SHORT EXERCISE —
Find every line in the items below that contains the word "plus" and copy each of those lines in full.

MATERIAL FOR THE TASK —

§

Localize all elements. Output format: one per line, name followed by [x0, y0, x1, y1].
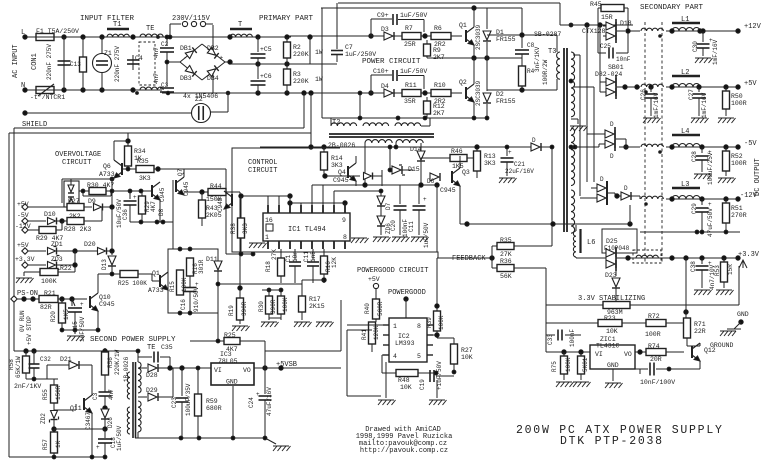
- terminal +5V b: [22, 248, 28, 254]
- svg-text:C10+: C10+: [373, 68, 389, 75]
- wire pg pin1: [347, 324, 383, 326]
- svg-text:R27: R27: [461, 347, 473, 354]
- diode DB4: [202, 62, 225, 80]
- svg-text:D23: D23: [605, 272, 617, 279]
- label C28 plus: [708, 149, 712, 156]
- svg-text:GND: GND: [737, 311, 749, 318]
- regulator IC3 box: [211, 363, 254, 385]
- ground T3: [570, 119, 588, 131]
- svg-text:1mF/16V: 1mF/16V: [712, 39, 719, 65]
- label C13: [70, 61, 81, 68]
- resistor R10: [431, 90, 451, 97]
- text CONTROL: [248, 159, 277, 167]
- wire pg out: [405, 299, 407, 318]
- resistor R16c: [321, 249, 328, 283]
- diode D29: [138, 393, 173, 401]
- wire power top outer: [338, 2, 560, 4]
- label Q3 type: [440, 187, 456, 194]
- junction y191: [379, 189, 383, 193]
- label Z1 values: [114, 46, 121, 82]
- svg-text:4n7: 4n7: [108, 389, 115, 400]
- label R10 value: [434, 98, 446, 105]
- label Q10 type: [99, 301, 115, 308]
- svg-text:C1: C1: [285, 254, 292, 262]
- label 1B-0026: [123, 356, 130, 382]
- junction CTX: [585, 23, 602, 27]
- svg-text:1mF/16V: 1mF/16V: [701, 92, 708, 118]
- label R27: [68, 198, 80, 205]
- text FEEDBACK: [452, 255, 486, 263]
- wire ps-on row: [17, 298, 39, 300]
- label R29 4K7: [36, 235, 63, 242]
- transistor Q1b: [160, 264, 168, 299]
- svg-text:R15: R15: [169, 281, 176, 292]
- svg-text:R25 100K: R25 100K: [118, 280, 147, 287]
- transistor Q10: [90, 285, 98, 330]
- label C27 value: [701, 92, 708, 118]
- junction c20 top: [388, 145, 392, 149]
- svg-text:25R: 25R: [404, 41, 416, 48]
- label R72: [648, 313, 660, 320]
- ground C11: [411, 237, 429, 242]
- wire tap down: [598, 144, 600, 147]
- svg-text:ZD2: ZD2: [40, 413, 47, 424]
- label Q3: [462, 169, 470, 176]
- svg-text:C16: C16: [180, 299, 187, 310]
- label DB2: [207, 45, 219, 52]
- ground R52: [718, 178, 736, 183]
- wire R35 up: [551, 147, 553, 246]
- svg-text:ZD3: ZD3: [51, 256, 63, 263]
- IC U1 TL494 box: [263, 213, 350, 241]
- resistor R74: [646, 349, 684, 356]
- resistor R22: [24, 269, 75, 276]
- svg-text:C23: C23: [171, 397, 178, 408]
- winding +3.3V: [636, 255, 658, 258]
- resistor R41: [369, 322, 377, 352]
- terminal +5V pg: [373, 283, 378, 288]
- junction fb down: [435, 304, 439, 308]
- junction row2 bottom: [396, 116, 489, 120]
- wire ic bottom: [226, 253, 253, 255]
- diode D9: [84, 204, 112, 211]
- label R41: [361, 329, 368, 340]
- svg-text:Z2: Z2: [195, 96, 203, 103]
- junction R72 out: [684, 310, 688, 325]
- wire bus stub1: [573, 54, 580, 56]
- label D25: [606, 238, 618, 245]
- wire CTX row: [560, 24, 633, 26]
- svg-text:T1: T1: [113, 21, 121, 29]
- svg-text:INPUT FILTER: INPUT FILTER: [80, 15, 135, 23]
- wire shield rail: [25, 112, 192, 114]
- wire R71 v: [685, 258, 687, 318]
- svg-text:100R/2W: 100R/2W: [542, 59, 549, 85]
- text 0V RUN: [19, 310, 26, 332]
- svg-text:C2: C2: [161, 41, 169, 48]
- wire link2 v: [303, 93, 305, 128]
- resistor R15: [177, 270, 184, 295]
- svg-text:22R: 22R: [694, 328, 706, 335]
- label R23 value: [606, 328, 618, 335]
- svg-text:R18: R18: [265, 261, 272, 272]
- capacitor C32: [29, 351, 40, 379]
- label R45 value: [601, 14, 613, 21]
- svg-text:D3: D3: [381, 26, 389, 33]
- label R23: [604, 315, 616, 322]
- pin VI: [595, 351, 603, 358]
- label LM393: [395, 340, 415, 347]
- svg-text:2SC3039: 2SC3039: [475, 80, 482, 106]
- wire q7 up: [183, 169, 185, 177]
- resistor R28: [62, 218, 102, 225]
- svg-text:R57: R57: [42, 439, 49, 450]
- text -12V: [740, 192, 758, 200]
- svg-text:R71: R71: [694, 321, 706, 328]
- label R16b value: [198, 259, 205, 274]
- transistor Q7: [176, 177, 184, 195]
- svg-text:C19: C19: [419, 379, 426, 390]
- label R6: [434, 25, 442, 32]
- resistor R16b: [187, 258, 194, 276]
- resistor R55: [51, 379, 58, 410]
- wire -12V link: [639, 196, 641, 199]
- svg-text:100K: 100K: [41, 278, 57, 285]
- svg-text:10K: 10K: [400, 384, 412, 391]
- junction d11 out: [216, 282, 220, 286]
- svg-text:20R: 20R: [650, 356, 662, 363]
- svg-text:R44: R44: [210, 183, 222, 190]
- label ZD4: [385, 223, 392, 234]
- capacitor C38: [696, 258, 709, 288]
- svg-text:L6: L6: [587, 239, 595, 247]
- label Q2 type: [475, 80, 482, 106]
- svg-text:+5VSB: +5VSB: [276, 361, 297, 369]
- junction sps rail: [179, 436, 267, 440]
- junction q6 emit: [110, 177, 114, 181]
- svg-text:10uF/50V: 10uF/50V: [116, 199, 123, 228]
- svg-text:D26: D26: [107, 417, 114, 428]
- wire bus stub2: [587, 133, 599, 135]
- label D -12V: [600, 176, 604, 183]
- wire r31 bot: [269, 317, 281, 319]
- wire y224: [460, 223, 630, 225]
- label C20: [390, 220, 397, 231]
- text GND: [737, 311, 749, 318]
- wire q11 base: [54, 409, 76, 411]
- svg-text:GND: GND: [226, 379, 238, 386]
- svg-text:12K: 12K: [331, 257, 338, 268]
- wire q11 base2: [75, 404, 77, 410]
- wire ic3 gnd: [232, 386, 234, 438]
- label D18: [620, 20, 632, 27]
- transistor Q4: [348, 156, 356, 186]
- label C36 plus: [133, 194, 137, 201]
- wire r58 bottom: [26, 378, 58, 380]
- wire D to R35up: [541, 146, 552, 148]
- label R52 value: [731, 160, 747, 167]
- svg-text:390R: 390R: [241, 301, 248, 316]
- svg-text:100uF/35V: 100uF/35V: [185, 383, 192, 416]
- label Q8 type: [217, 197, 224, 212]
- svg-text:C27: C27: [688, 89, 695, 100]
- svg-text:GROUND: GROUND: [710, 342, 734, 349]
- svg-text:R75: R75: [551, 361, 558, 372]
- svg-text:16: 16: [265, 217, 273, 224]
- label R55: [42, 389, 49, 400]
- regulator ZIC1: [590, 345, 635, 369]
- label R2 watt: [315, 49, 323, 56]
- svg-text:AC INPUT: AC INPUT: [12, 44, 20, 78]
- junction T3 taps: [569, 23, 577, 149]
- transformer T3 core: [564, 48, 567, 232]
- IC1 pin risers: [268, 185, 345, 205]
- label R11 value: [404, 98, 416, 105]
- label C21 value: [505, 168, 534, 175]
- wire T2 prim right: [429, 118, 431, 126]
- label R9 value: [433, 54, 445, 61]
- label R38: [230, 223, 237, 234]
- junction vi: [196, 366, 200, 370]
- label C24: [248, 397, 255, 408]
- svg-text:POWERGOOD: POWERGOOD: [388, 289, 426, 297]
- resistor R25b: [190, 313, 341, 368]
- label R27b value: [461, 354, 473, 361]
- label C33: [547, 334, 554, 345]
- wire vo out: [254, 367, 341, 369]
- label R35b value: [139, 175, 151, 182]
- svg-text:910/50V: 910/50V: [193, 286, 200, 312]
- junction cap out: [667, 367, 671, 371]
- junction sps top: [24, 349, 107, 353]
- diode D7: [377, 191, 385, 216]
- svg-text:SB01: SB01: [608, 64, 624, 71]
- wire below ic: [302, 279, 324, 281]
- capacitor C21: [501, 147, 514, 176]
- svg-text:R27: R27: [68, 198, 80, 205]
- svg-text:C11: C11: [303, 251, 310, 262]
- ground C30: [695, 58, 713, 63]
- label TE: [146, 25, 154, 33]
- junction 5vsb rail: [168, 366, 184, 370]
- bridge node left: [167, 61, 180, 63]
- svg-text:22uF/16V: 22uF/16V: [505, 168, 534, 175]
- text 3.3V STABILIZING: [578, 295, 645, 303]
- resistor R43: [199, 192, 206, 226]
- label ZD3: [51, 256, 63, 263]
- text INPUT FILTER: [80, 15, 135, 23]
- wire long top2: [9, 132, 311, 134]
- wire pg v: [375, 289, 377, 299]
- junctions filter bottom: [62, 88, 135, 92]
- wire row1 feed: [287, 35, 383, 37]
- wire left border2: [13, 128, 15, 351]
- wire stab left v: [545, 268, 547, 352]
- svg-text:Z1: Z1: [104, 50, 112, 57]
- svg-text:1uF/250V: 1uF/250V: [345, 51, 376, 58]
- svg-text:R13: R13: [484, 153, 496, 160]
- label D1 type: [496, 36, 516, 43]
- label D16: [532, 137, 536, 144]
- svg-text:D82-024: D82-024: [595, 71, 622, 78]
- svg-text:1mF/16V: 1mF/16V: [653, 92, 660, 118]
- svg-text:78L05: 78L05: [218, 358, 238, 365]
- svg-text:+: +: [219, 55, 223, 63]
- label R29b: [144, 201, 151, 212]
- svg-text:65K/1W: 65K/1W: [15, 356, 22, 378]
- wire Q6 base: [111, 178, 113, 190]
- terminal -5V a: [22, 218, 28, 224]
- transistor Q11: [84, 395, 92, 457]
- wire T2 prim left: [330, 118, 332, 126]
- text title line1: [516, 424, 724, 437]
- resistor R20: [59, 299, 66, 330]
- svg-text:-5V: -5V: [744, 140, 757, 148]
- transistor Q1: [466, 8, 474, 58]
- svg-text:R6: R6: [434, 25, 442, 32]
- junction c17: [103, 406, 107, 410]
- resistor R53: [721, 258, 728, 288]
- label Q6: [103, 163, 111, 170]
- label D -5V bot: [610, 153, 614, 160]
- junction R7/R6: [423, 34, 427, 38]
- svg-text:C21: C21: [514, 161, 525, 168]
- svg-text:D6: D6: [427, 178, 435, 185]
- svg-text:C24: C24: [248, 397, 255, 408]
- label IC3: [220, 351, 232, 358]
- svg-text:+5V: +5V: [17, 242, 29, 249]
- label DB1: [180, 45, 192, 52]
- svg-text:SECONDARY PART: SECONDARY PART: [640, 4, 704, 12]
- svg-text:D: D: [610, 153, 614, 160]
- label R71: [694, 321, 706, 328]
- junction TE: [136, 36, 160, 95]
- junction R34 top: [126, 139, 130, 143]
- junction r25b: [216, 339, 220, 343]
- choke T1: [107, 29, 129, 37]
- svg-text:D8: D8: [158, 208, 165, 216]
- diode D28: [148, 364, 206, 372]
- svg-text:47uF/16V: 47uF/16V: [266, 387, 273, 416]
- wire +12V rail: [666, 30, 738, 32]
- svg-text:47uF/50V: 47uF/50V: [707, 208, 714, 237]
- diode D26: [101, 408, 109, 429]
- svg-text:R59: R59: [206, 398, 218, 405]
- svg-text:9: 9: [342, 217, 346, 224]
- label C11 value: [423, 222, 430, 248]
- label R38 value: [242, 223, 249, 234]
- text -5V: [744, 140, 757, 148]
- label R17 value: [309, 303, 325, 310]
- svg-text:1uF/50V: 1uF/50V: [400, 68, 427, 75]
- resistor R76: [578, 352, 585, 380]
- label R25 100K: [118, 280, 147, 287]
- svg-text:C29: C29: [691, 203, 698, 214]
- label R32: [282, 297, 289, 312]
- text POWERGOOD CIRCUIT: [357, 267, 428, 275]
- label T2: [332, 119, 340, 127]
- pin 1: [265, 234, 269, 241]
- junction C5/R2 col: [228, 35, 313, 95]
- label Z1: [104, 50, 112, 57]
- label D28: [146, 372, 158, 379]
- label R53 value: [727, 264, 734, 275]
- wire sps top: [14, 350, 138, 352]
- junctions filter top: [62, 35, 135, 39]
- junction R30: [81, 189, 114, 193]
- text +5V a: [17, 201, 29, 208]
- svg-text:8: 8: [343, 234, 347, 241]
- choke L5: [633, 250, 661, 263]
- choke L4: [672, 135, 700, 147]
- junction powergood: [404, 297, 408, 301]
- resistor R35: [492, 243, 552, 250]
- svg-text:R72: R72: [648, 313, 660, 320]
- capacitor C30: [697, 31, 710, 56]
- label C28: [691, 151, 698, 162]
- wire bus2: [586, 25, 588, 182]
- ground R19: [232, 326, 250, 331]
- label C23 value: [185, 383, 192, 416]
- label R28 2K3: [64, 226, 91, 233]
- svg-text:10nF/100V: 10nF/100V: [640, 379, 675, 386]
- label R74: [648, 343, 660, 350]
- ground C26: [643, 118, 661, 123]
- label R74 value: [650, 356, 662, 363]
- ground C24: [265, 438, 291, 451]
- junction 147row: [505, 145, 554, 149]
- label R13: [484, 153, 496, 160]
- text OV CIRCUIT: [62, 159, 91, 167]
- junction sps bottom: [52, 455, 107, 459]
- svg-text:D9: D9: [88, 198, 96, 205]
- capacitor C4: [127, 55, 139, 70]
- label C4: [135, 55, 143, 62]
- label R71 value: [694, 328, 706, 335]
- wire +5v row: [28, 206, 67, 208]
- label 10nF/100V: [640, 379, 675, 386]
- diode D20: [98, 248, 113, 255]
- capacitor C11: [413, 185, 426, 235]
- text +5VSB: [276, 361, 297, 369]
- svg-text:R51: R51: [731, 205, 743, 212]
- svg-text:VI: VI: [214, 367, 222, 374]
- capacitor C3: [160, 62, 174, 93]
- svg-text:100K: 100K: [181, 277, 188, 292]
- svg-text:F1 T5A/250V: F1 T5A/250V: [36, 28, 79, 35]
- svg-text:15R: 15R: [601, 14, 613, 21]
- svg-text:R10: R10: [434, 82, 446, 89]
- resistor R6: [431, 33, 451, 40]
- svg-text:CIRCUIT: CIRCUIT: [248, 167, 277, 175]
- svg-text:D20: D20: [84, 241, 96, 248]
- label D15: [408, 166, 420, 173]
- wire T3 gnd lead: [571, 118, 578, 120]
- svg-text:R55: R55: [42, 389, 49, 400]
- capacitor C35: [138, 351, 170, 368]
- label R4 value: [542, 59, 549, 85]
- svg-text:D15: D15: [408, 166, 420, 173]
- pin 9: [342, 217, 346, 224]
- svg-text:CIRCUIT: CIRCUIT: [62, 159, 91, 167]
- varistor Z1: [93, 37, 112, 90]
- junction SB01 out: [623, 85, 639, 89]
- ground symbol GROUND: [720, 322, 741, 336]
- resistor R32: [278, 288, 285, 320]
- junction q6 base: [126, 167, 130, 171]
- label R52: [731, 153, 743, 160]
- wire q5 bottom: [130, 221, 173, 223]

§

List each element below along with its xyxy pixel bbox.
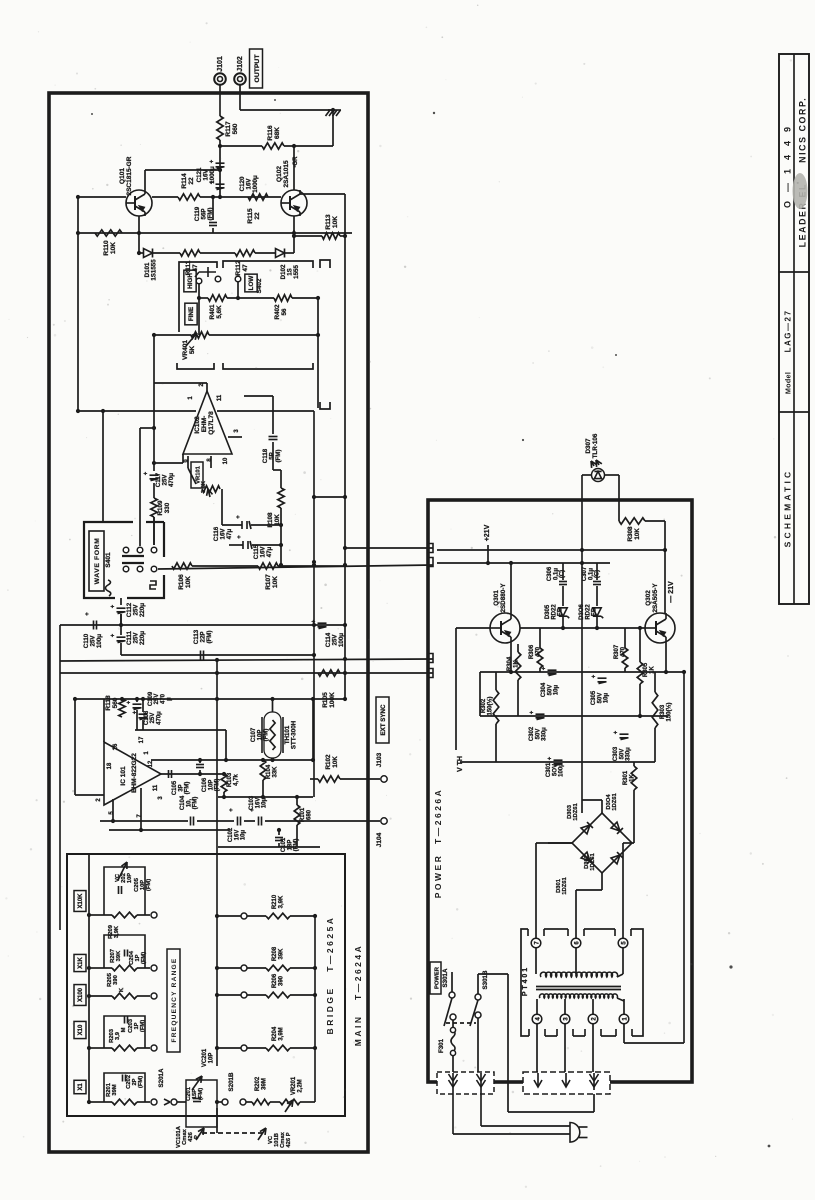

§

SOLUTION FOR THIS TASK —
- label C28 plus: [708, 149, 712, 156]
- label C36 plus: [133, 194, 137, 201]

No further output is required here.